━━━ Extract ━━━
# Data project

**Our project is titled Data Project and is about whether different economic terms are procyclical or countercyclical compared to GDP. Procyclical is a term for when a variable grows with GDP where countercyclical means that the variable has the opposite growth of GDP. The economic terms consists of the components from the national account (private consumption, public consumption, investment and net exports) and the employment level. The data is from Denmark in the period 2000-2023. The data analysis is performed by a visual comparison with GDP and the economic terms.**

# Imports

In [1]:
import pandas as pd
import matplotlib.pyplot as plt
import ipywidgets as widgets
import bqplot as bq
from IPython.display import display
import plotly.graph_objects as go

%load_ext autoreload
%autoreload 2

# Import data sets

We get data from statistikbanken.dk/NKN1 even though the two data sets are from the same source we could not get an output in one file and therefore we have to do it manually in Python. We import two files with danish data from 2000 to 2023. The first file contains the components of the national accounts, and the other has the level of employment. Since our files use danish notation we make sure python knows what the symbols for seperator and decimal are. Lastly we combine the two files. As both files are from the same source we can run the same code on both files to clean the data

In [2]:
# a. We import the datasets
NKN1a = pd.read_csv('NKN1a.csv', sep=";", decimal=",", skiprows=2 )
━━━ Records provided ━━━
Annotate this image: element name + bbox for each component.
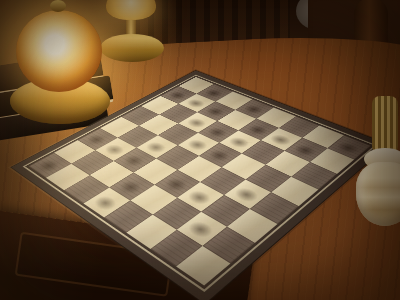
- ivory-decor-piece: [356, 96, 400, 236]
- square-h6[interactable]: [291, 162, 337, 189]
- chess-photo-scene: ♛♚♜♟♟♟♝♟♟♞♟♞♟♞♞♟♟♟♟♟♟♝♛♜♚: [0, 0, 400, 300]
- ivory-piece-gilt-top: [372, 96, 398, 154]
- oil-lamp-finial: [50, 0, 66, 12]
- ivory-piece-base: [356, 162, 400, 226]
- oil-lamp-globe: [16, 10, 102, 92]
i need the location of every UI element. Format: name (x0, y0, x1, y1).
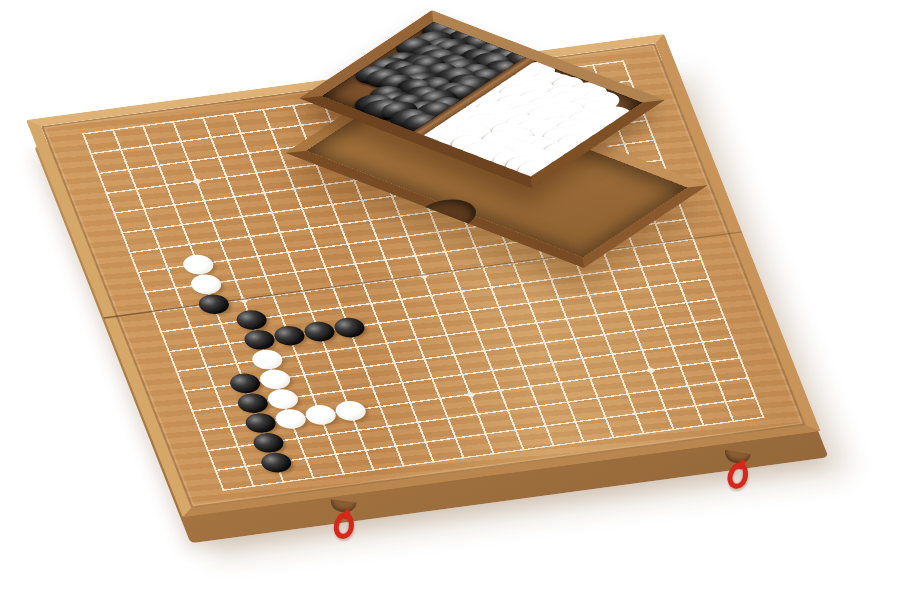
black-stone-gl (331, 316, 368, 339)
black-stone-el (271, 324, 308, 347)
black-stone-fl (301, 320, 338, 343)
white-stone-do (264, 387, 301, 410)
black-stone-dl (241, 328, 278, 351)
black-stone-cn (226, 372, 263, 395)
white-stone-dn (256, 368, 293, 391)
black-stone-cp (242, 411, 279, 434)
white-stone-dm (248, 348, 285, 371)
star-point-16-16 (645, 367, 655, 374)
star-point-10-16 (465, 391, 475, 398)
white-stone-ep (302, 403, 339, 426)
black-stone-cj (195, 292, 232, 315)
white-stone-ci (187, 273, 224, 296)
black-stone-dk (233, 308, 270, 331)
black-stone-co (234, 391, 271, 414)
go-set-product-photo (0, 0, 900, 600)
star-point-4-4 (192, 178, 202, 185)
white-stone-ch (179, 253, 216, 276)
black-stone-cq (250, 431, 287, 454)
white-stone-dp (272, 407, 309, 430)
black-stone-cr (257, 451, 294, 474)
white-stone-fp (332, 399, 369, 422)
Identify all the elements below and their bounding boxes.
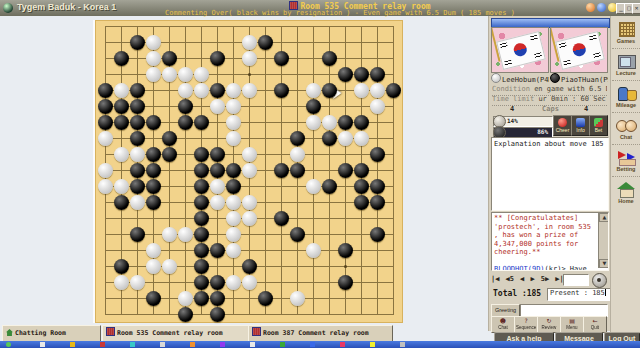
━━━
→ Directive A
Answer these questions about the data project text:
(i) Which country and which years does the data cover?
(ii) What does each of the two imported files contain?
(iii) From which website is the data taken?
→ Directive B
Write the next part of the data project text, picking up right after its last line of code.
The records are separate material, unrelated to the text about the data project.

→ Task answer A
(i) Denmark, from 2000 to 2023.
(ii) The first file has the components of the national accounts, and the second has the level of employment.
(iii) statistikbanken.dk/NKN1.

→ Task answer B
NKN1a = NKN1a.iloc[:-2]
drop = ['Unnamed: ' + str(num) for num in range(2)]
NKN1a.drop(drop, axis=1, inplace=True)
NKN1a_transposed = NKN1a.T
NKN1a_transposed = NKN1a_transposed.iloc[1:]
NKN1a_transposed = NKN1a_transposed.reset_index()
NKN1a_transposed.rename(columns = {'index':'Date', 0:'Y', 1:'M', 2:'X', 3:'C', 4:'G', 5:'I'}, inplace=True)

NKN1b = pd.read_csv('NKN1b.csv', sep=";", decimal=",", skiprows=2 )
NKN1b = NKN1b.iloc[:-2]
drop = ['Unnamed: ' + str(num) for num in range(2)]
NKN1b.drop(drop, axis=1, inplace=True)
NKN1b_transposed = NKN1b.T
NKN1b_transposed = NKN1b_transposed.iloc[1:]
NKN1b_transposed = NKN1b_transposed.reset_index()
NKN1b_transposed.rename(columns = {'index':'Date', 0:'N'}, inplace=True)

# b. We select the desired columns from the both datasets
NKN1a_selected = NKN1a_transposed[['Date','Y', 'M', 'X', 'C', 'G', 'I']]
NKN1b_selected = NKN1b_transposed[['N']]


# Data exploration

We concatenate the two datasets. We change the format of the 'Date' column such that it is written only in numbers.We construct a new variable NX from the two variables X and M. We make an interactive figure to illustrate the different components of the data set. 

In [3]:
# a. We combine the selected columns into a new dataset
df = pd.concat([NKN1a_selected, NKN1b_selected], axis=1)

# b. We replace 'K' with 'Q' in 'Date' column
df['Date'] = df['Date'].str.replace('K', 'Q')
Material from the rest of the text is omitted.